**Supplied material**:
════

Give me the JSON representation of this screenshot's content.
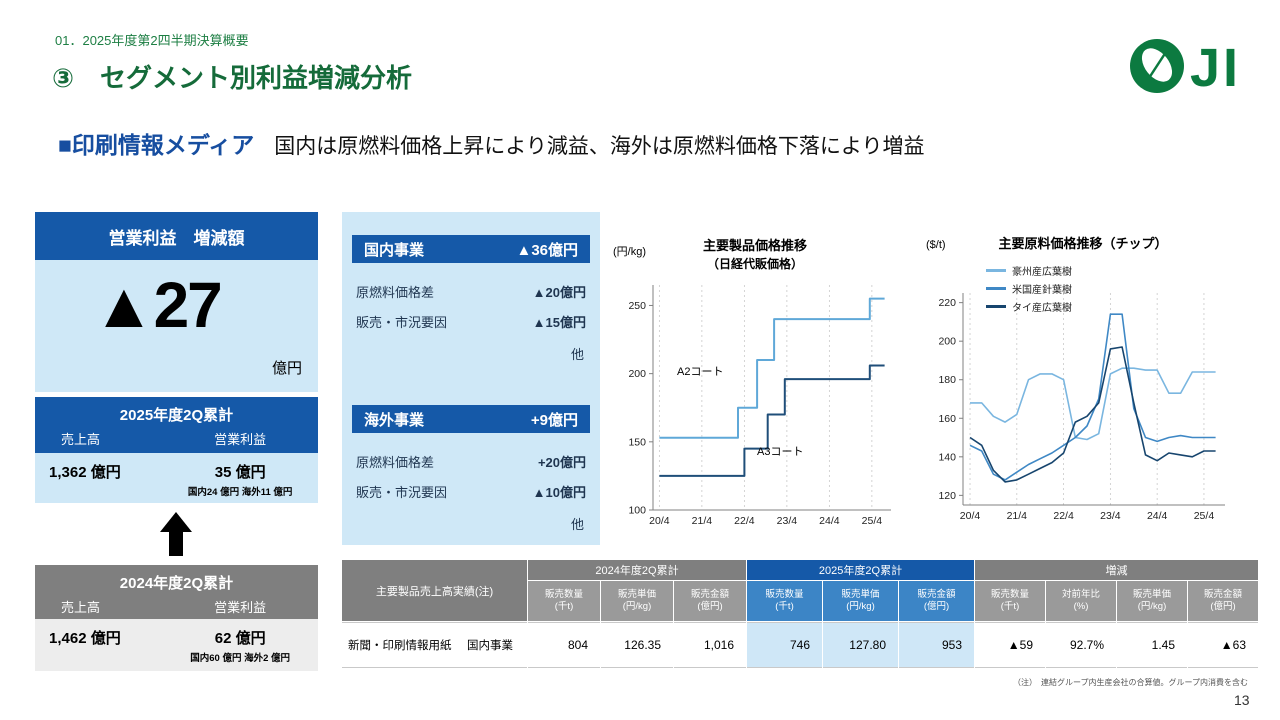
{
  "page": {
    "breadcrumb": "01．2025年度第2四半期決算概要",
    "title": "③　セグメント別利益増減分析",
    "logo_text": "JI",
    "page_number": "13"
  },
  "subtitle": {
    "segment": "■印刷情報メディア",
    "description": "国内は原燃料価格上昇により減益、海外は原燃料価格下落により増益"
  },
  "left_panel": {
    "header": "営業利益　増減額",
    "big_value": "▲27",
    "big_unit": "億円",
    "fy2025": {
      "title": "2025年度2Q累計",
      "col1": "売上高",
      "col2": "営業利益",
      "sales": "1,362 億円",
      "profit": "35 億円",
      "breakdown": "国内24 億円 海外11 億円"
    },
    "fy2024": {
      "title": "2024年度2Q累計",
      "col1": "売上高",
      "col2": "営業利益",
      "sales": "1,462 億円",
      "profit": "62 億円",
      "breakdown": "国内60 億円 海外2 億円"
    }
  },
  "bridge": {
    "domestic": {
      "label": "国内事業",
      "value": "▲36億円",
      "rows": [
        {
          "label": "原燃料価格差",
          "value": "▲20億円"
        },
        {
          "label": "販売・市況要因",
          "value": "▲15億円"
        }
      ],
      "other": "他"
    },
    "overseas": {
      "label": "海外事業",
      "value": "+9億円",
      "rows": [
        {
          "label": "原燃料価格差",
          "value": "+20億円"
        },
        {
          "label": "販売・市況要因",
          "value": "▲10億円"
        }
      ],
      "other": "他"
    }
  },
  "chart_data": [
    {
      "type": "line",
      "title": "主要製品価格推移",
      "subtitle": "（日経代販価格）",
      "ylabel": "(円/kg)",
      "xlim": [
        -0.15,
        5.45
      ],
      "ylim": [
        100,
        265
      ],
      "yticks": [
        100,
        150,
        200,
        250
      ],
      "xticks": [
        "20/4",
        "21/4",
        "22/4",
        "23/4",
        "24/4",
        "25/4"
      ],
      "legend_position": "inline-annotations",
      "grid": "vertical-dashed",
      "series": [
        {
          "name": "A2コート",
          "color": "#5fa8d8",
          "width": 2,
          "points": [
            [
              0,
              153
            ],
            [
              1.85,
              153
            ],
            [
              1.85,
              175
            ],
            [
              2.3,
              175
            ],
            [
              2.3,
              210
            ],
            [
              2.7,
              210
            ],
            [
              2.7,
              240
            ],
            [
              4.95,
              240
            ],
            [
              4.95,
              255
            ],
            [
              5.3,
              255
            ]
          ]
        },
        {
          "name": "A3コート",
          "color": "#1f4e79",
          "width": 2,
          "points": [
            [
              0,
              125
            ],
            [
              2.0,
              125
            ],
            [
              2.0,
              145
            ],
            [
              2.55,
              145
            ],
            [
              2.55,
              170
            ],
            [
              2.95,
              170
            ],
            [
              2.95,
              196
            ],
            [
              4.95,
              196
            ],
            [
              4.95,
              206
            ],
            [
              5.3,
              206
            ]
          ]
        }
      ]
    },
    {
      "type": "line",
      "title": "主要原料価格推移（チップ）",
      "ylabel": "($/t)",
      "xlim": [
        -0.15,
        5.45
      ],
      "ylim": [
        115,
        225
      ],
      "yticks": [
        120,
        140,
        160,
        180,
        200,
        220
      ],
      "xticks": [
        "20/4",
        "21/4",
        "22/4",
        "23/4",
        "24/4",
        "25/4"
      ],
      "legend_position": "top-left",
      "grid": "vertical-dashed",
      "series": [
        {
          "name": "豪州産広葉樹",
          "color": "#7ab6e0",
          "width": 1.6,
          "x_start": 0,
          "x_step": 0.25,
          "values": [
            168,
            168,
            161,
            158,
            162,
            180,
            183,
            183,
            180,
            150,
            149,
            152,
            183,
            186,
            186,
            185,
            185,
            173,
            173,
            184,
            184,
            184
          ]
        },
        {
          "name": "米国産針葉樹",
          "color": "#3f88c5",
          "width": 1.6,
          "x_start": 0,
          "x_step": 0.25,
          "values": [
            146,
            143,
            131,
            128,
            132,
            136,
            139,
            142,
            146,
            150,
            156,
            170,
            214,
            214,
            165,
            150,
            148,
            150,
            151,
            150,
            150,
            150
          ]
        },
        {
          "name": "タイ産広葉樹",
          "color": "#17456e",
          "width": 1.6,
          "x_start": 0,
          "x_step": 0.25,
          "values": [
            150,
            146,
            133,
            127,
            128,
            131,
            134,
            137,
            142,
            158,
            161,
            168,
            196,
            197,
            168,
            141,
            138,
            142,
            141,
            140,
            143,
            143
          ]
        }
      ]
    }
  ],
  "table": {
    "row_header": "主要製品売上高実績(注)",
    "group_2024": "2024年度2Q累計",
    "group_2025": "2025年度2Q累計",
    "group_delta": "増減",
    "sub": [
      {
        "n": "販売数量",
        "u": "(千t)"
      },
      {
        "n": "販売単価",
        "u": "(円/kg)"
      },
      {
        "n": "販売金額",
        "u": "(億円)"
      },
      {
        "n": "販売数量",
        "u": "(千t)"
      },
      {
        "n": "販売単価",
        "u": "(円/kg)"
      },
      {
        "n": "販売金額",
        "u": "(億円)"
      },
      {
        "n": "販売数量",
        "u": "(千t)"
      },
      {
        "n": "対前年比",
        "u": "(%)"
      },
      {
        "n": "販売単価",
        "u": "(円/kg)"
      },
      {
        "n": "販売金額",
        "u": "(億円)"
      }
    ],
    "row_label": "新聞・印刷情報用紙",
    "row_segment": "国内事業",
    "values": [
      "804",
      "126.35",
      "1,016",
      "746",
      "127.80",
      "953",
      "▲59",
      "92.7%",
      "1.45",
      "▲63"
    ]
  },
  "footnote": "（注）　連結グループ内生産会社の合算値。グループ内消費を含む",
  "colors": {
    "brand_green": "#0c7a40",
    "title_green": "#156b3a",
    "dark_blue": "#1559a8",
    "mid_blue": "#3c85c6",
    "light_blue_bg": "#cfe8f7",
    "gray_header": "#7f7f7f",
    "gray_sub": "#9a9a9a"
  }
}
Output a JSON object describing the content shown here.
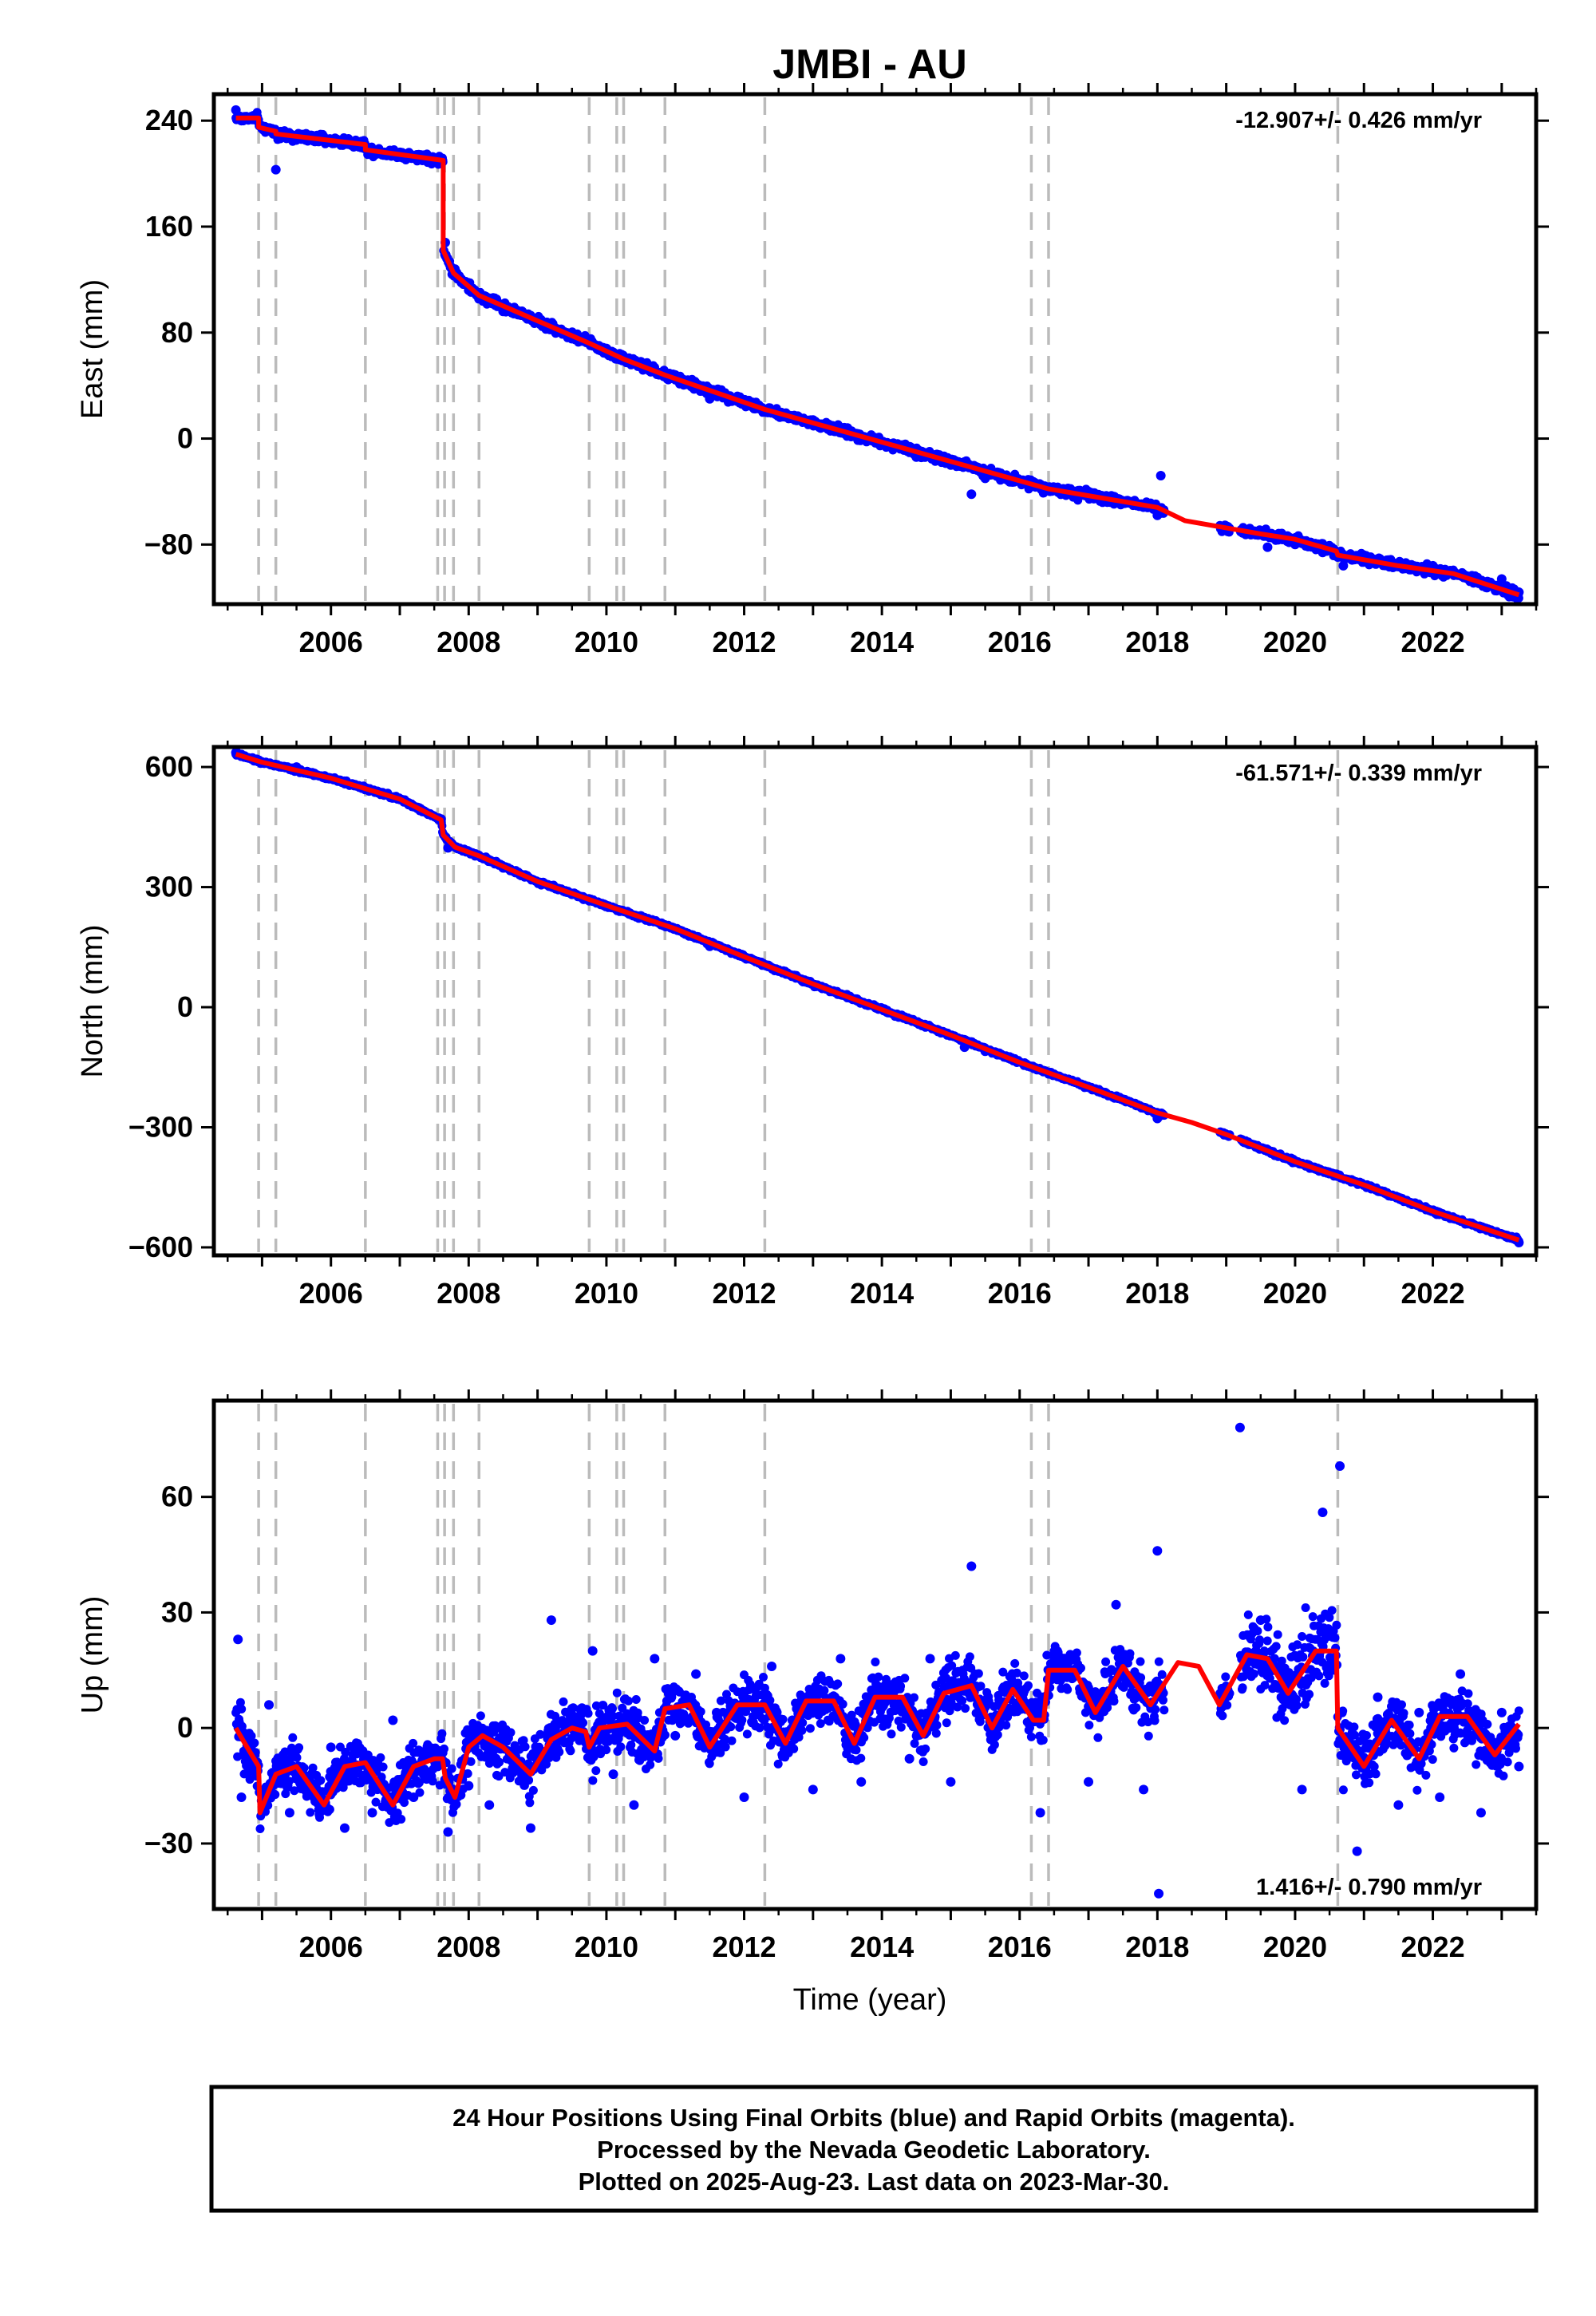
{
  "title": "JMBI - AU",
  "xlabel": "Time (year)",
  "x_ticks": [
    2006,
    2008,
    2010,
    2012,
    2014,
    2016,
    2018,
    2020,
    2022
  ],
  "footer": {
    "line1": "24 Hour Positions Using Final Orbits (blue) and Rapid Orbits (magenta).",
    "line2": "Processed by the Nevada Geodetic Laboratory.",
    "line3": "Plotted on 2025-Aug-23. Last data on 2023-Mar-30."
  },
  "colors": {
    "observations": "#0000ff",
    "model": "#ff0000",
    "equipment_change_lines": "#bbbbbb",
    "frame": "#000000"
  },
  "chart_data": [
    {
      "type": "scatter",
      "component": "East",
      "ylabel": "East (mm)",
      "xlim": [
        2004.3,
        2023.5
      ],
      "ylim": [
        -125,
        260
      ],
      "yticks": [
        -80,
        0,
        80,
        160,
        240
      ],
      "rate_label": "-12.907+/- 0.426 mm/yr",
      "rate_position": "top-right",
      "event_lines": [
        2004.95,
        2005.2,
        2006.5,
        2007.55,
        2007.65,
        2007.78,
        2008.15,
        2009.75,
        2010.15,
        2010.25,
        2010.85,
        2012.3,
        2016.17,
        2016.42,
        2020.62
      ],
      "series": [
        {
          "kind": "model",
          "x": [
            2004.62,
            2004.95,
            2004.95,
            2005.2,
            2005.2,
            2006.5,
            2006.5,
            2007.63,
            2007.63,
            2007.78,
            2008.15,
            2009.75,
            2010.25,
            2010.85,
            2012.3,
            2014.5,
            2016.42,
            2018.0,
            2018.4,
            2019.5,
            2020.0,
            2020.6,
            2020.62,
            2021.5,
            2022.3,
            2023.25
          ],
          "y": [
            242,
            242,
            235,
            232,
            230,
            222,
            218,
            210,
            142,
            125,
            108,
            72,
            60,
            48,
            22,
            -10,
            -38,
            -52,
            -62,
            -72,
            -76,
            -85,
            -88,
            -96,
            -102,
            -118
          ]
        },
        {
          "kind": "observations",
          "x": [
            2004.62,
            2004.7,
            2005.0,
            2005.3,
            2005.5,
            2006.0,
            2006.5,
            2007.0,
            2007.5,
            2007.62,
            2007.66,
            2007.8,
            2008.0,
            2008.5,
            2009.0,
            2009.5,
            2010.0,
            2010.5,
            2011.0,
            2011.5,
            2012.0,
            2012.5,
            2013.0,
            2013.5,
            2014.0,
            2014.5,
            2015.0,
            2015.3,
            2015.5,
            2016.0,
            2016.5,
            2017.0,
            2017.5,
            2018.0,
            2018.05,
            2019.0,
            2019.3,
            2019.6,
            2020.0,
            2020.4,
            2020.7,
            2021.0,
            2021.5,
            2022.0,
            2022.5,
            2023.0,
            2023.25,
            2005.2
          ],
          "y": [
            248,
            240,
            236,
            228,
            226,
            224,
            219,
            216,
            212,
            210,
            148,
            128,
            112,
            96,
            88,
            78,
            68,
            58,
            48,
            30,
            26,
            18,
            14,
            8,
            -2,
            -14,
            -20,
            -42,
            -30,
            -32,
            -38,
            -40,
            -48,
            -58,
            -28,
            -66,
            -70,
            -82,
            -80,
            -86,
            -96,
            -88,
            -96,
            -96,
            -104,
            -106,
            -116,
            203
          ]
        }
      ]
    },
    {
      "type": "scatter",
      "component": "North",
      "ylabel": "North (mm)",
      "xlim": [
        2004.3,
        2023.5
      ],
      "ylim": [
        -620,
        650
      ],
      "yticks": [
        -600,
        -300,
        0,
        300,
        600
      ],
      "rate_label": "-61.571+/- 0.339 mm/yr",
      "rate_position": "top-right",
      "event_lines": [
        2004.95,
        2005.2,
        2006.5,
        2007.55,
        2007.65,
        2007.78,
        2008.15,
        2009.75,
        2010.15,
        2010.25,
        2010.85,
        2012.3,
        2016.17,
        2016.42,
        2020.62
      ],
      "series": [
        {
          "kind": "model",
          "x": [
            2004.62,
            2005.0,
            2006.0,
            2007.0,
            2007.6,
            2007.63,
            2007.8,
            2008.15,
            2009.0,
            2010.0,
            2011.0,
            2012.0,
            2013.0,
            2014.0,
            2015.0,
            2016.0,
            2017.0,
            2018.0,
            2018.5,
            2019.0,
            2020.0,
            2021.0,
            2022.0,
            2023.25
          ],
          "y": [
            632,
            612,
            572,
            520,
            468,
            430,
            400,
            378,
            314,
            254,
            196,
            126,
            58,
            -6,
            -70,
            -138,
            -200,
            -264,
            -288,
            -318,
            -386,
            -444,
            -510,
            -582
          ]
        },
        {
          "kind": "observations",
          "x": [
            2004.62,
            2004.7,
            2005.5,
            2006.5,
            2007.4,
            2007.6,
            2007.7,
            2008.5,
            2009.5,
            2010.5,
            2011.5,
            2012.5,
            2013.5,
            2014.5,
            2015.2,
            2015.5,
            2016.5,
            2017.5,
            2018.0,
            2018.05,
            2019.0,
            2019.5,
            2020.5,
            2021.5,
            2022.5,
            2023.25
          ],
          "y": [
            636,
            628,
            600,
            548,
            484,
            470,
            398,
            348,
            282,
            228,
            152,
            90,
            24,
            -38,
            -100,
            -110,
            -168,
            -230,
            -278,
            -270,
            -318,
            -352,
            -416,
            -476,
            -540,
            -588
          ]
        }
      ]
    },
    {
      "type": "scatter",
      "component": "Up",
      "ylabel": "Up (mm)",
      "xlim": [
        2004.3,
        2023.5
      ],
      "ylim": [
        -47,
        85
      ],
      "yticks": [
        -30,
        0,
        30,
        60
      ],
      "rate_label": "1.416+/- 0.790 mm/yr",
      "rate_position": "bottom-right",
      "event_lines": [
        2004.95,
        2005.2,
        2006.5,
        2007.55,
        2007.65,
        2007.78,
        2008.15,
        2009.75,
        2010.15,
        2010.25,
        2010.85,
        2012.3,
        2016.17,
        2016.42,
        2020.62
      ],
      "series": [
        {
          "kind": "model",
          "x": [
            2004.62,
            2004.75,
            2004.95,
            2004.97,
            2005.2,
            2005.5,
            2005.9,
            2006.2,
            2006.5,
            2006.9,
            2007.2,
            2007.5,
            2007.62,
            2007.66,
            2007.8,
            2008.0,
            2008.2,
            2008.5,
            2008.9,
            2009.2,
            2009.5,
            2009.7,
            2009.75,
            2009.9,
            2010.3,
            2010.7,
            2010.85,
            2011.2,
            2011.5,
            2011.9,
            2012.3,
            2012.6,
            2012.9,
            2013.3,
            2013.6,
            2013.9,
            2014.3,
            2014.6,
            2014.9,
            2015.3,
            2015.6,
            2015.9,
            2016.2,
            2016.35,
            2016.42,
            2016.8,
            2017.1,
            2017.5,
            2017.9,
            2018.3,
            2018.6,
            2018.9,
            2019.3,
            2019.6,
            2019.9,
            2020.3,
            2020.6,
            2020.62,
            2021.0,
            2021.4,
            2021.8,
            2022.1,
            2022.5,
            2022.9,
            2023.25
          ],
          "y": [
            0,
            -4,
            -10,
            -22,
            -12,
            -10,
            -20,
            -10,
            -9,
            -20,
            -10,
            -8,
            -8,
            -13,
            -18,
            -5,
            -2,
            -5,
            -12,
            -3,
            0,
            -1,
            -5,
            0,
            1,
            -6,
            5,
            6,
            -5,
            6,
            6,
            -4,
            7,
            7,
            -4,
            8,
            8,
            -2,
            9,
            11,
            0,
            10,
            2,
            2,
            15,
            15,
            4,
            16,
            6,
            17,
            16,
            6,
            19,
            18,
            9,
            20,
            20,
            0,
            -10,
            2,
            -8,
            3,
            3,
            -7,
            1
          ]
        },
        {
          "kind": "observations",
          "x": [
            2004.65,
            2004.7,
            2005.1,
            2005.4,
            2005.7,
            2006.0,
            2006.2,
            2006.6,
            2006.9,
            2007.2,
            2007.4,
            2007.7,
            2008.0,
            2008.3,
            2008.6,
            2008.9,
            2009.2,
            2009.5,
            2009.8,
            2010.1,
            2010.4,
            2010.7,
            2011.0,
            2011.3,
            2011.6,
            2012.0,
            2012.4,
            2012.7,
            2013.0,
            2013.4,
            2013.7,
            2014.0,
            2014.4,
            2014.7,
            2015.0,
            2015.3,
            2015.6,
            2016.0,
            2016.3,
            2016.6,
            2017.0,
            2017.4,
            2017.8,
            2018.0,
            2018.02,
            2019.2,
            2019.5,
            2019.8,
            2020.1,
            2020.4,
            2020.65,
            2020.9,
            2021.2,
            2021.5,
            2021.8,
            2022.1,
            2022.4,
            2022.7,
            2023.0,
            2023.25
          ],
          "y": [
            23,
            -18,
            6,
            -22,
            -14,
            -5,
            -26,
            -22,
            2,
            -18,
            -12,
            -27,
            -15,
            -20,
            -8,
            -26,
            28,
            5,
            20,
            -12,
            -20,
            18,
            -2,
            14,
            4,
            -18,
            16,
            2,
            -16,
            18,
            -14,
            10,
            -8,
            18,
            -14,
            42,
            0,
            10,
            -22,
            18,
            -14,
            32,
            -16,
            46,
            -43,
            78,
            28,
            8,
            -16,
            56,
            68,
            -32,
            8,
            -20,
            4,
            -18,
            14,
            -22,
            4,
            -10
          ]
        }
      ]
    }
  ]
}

════

**What is needed**:
Gather all lines of the records that include the word "name".

**Written reply**:
          "name": "A2コート",
          "name": "A3コート",
          "name": "豪州産広葉樹",
          "name": "米国産針葉樹",
          "name": "タイ産広葉樹",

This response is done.